> **Task statement**
Work through the material below line by line and say how many lines include the word "Kennis". Only the number, please.
════════
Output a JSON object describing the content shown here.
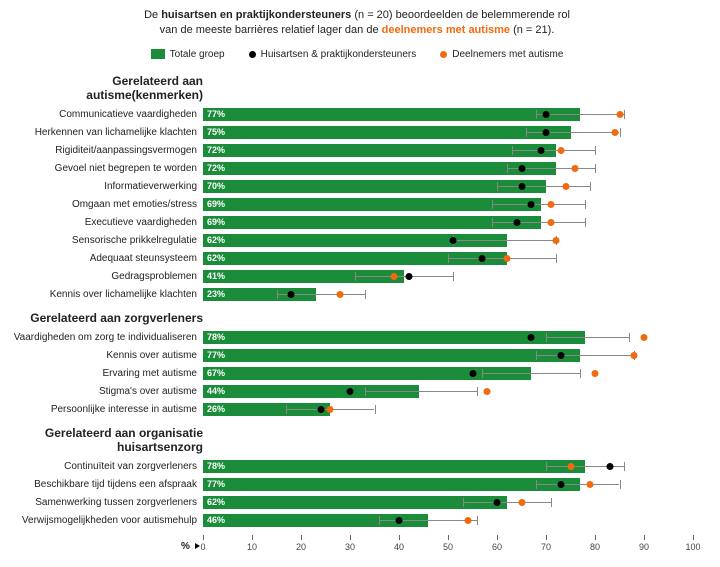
{
  "header": {
    "line1_pre": "De ",
    "line1_bold": "huisartsen en praktijkondersteuners",
    "line1_post": " (n = 20) beoordeelden de belemmerende rol",
    "line2_pre": "van de meeste barrières relatief lager dan de ",
    "line2_bold": "deelnemers met autisme",
    "line2_post": " (n = 21)."
  },
  "legend": {
    "total": "Totale groep",
    "huisarts": "Huisartsen & praktijkondersteuners",
    "deeln": "Deelnemers met autisme"
  },
  "axis": {
    "label": "%",
    "min": 0,
    "max": 100,
    "step": 10
  },
  "colors": {
    "bar": "#1a8c3a",
    "dot_black": "#000000",
    "dot_orange": "#f26a0f",
    "whisker": "#888888"
  },
  "sections": [
    {
      "title": "Gerelateerd aan autisme(kenmerken)",
      "items": [
        {
          "label": "Communicatieve vaardigheden",
          "total": 77,
          "black": 70,
          "orange": 85,
          "wmin": 68,
          "wmax": 86
        },
        {
          "label": "Herkennen van lichamelijke klachten",
          "total": 75,
          "black": 70,
          "orange": 84,
          "wmin": 66,
          "wmax": 85
        },
        {
          "label": "Rigiditeit/aanpassingsvermogen",
          "total": 72,
          "black": 69,
          "orange": 73,
          "wmin": 63,
          "wmax": 80
        },
        {
          "label": "Gevoel niet begrepen te worden",
          "total": 72,
          "black": 65,
          "orange": 76,
          "wmin": 62,
          "wmax": 80
        },
        {
          "label": "Informatieverwerking",
          "total": 70,
          "black": 65,
          "orange": 74,
          "wmin": 60,
          "wmax": 79
        },
        {
          "label": "Omgaan met emoties/stress",
          "total": 69,
          "black": 67,
          "orange": 71,
          "wmin": 59,
          "wmax": 78
        },
        {
          "label": "Executieve vaardigheden",
          "total": 69,
          "black": 64,
          "orange": 71,
          "wmin": 59,
          "wmax": 78
        },
        {
          "label": "Sensorische prikkelregulatie",
          "total": 62,
          "black": 51,
          "orange": 72,
          "wmin": 51,
          "wmax": 72
        },
        {
          "label": "Adequaat steunsysteem",
          "total": 62,
          "black": 57,
          "orange": 62,
          "wmin": 50,
          "wmax": 72
        },
        {
          "label": "Gedragsproblemen",
          "total": 41,
          "black": 42,
          "orange": 39,
          "wmin": 31,
          "wmax": 51
        },
        {
          "label": "Kennis over lichamelijke klachten",
          "total": 23,
          "black": 18,
          "orange": 28,
          "wmin": 15,
          "wmax": 33
        }
      ]
    },
    {
      "title": "Gerelateerd aan zorgverleners",
      "items": [
        {
          "label": "Vaardigheden om zorg te individualiseren",
          "total": 78,
          "black": 67,
          "orange": 90,
          "wmin": 70,
          "wmax": 87
        },
        {
          "label": "Kennis over autisme",
          "total": 77,
          "black": 73,
          "orange": 88,
          "wmin": 68,
          "wmax": 88
        },
        {
          "label": "Ervaring met autisme",
          "total": 67,
          "black": 55,
          "orange": 80,
          "wmin": 57,
          "wmax": 77
        },
        {
          "label": "Stigma's over autisme",
          "total": 44,
          "black": 30,
          "orange": 58,
          "wmin": 33,
          "wmax": 56
        },
        {
          "label": "Persoonlijke interesse in autisme",
          "total": 26,
          "black": 24,
          "orange": 26,
          "wmin": 17,
          "wmax": 35
        }
      ]
    },
    {
      "title": "Gerelateerd aan organisatie huisartsenzorg",
      "items": [
        {
          "label": "Continuïteit van zorgverleners",
          "total": 78,
          "black": 83,
          "orange": 75,
          "wmin": 70,
          "wmax": 86
        },
        {
          "label": "Beschikbare tijd tijdens een afspraak",
          "total": 77,
          "black": 73,
          "orange": 79,
          "wmin": 68,
          "wmax": 85
        },
        {
          "label": "Samenwerking tussen zorgverleners",
          "total": 62,
          "black": 60,
          "orange": 65,
          "wmin": 53,
          "wmax": 71
        },
        {
          "label": "Verwijsmogelijkheden voor autismehulp",
          "total": 46,
          "black": 40,
          "orange": 54,
          "wmin": 36,
          "wmax": 56
        }
      ]
    }
  ]
}
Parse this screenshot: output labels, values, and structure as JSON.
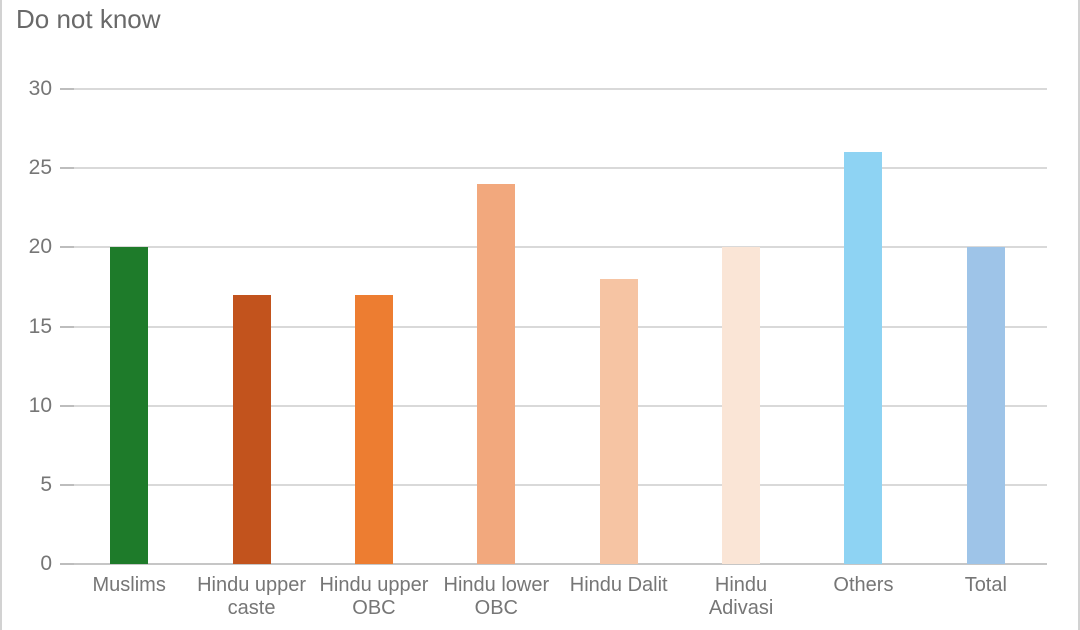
{
  "title": "Do not know",
  "chart_data": {
    "type": "bar",
    "title": "Do not know",
    "categories": [
      "Muslims",
      "Hindu upper caste",
      "Hindu upper OBC",
      "Hindu lower OBC",
      "Hindu Dalit",
      "Hindu Adivasi",
      "Others",
      "Total"
    ],
    "values": [
      20,
      17,
      17,
      24,
      18,
      20,
      26,
      20
    ],
    "bar_colors": [
      "#1e7b2a",
      "#c2531d",
      "#ed7d31",
      "#f2a87d",
      "#f6c4a3",
      "#fae5d6",
      "#8ed3f3",
      "#9ec4e8"
    ],
    "xlabel": "",
    "ylabel": "",
    "ylim": [
      0,
      30
    ],
    "yticks": [
      0,
      5,
      10,
      15,
      20,
      25,
      30
    ],
    "grid": true,
    "legend": false
  },
  "styles": {
    "title_color": "#696969",
    "axis_text_color": "#767676",
    "gridline_color": "#d9d9d9",
    "baseline_color": "#c6c6c6",
    "frame_border_color": "#d2d2d2",
    "background": "#ffffff"
  }
}
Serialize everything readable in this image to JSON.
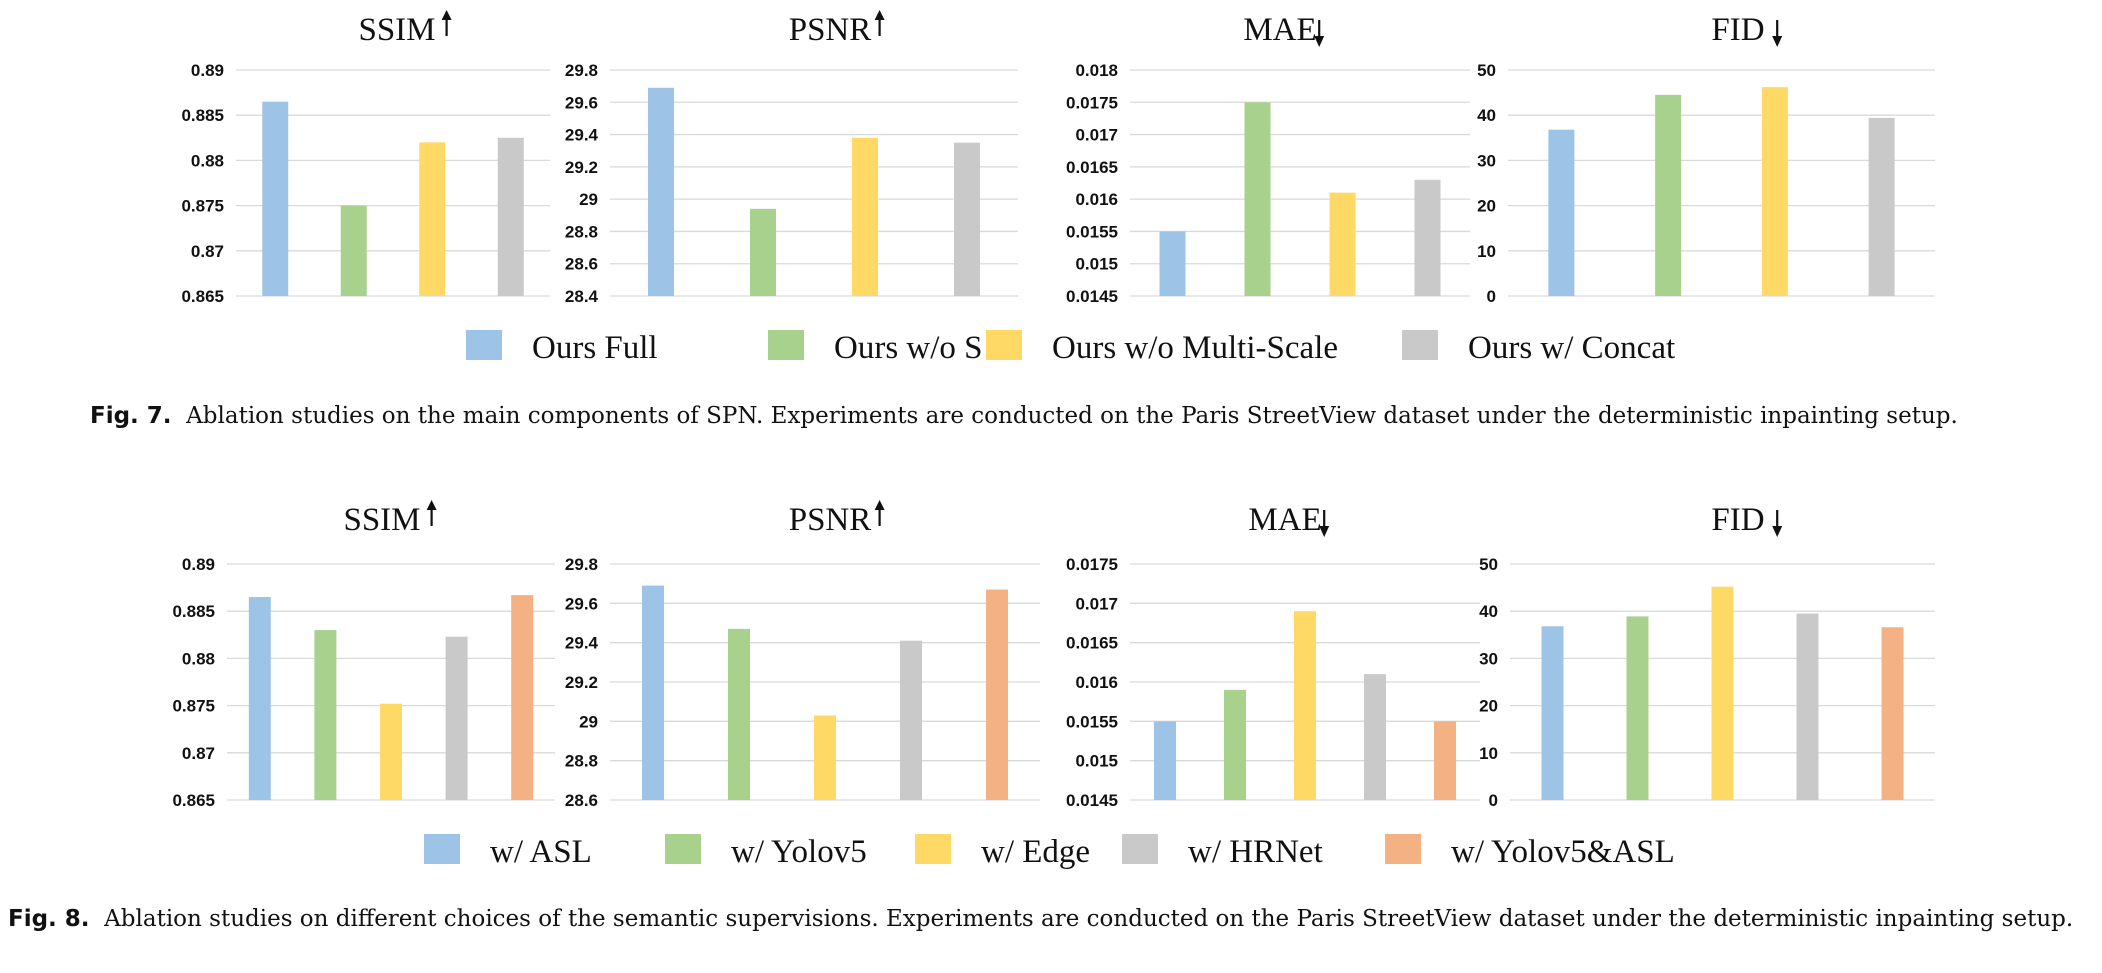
{
  "colors": {
    "blue": "#9dc3e6",
    "green": "#a9d18e",
    "yellow": "#ffd966",
    "gray": "#c9c9c9",
    "orange": "#f4b183",
    "grid": "#d9d9d9"
  },
  "figures": [
    {
      "id": "fig7",
      "legend": [
        "Ours Full",
        "Ours w/o S",
        "Ours w/o Multi-Scale",
        "Ours w/ Concat"
      ],
      "caption": {
        "label": "Fig. 7.",
        "text": "Ablation studies on the main components of SPN. Experiments are conducted on the Paris StreetView dataset under the deterministic inpainting setup."
      }
    },
    {
      "id": "fig8",
      "legend": [
        "w/ ASL",
        "w/ Yolov5",
        "w/ Edge",
        "w/ HRNet",
        "w/ Yolov5&ASL"
      ],
      "caption": {
        "label": "Fig. 8.",
        "text": "Ablation studies on different choices of the semantic supervisions. Experiments are conducted on the Paris StreetView dataset under the deterministic inpainting setup."
      }
    }
  ],
  "chart_data": [
    {
      "type": "bar",
      "figure": "Fig. 7",
      "title": "SSIM",
      "arrow": "up",
      "series_colors": [
        "blue",
        "green",
        "yellow",
        "gray"
      ],
      "values": [
        0.8865,
        0.875,
        0.882,
        0.8825
      ],
      "ylim": [
        0.865,
        0.89
      ],
      "ticks": [
        "0.865",
        "0.87",
        "0.875",
        "0.88",
        "0.885",
        "0.89"
      ],
      "grid": true
    },
    {
      "type": "bar",
      "figure": "Fig. 7",
      "title": "PSNR",
      "arrow": "up",
      "series_colors": [
        "blue",
        "green",
        "yellow",
        "gray"
      ],
      "values": [
        29.69,
        28.94,
        29.38,
        29.35
      ],
      "ylim": [
        28.4,
        29.8
      ],
      "ticks": [
        "28.4",
        "28.6",
        "28.8",
        "29",
        "29.2",
        "29.4",
        "29.6",
        "29.8"
      ],
      "grid": true
    },
    {
      "type": "bar",
      "figure": "Fig. 7",
      "title": "MAE",
      "arrow": "down",
      "series_colors": [
        "blue",
        "green",
        "yellow",
        "gray"
      ],
      "values": [
        0.0155,
        0.0175,
        0.0161,
        0.0163
      ],
      "ylim": [
        0.0145,
        0.018
      ],
      "ticks": [
        "0.0145",
        "0.015",
        "0.0155",
        "0.016",
        "0.0165",
        "0.017",
        "0.0175",
        "0.018"
      ],
      "grid": true
    },
    {
      "type": "bar",
      "figure": "Fig. 7",
      "title": "FID",
      "arrow": "down",
      "series_colors": [
        "blue",
        "green",
        "yellow",
        "gray"
      ],
      "values": [
        36.8,
        44.5,
        46.2,
        39.4
      ],
      "ylim": [
        0,
        50
      ],
      "ticks": [
        "0",
        "10",
        "20",
        "30",
        "40",
        "50"
      ],
      "grid": true
    },
    {
      "type": "bar",
      "figure": "Fig. 8",
      "title": "SSIM",
      "arrow": "up",
      "series_colors": [
        "blue",
        "green",
        "yellow",
        "gray",
        "orange"
      ],
      "values": [
        0.8865,
        0.883,
        0.8752,
        0.8823,
        0.8867
      ],
      "ylim": [
        0.865,
        0.89
      ],
      "ticks": [
        "0.865",
        "0.87",
        "0.875",
        "0.88",
        "0.885",
        "0.89"
      ],
      "grid": true
    },
    {
      "type": "bar",
      "figure": "Fig. 8",
      "title": "PSNR",
      "arrow": "up",
      "series_colors": [
        "blue",
        "green",
        "yellow",
        "gray",
        "orange"
      ],
      "values": [
        29.69,
        29.47,
        29.03,
        29.41,
        29.67
      ],
      "ylim": [
        28.6,
        29.8
      ],
      "ticks": [
        "28.6",
        "28.8",
        "29",
        "29.2",
        "29.4",
        "29.6",
        "29.8"
      ],
      "grid": true
    },
    {
      "type": "bar",
      "figure": "Fig. 8",
      "title": "MAE",
      "arrow": "down",
      "series_colors": [
        "blue",
        "green",
        "yellow",
        "gray",
        "orange"
      ],
      "values": [
        0.0155,
        0.0159,
        0.0169,
        0.0161,
        0.0155
      ],
      "ylim": [
        0.0145,
        0.0175
      ],
      "ticks": [
        "0.0145",
        "0.015",
        "0.0155",
        "0.016",
        "0.0165",
        "0.017",
        "0.0175"
      ],
      "grid": true
    },
    {
      "type": "bar",
      "figure": "Fig. 8",
      "title": "FID",
      "arrow": "down",
      "series_colors": [
        "blue",
        "green",
        "yellow",
        "gray",
        "orange"
      ],
      "values": [
        36.8,
        38.9,
        45.2,
        39.5,
        36.6
      ],
      "ylim": [
        0,
        50
      ],
      "ticks": [
        "0",
        "10",
        "20",
        "30",
        "40",
        "50"
      ],
      "grid": true
    }
  ]
}
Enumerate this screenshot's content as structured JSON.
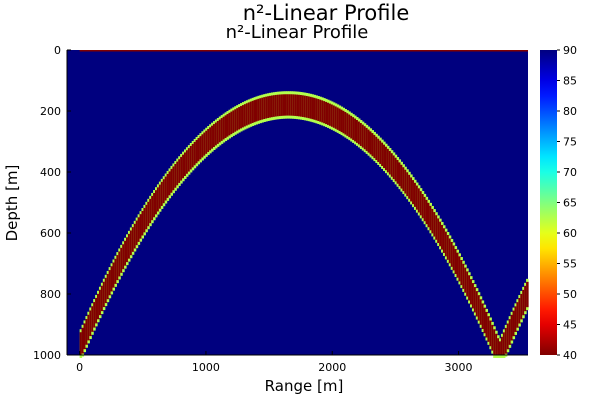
════════
> **Written answer**
2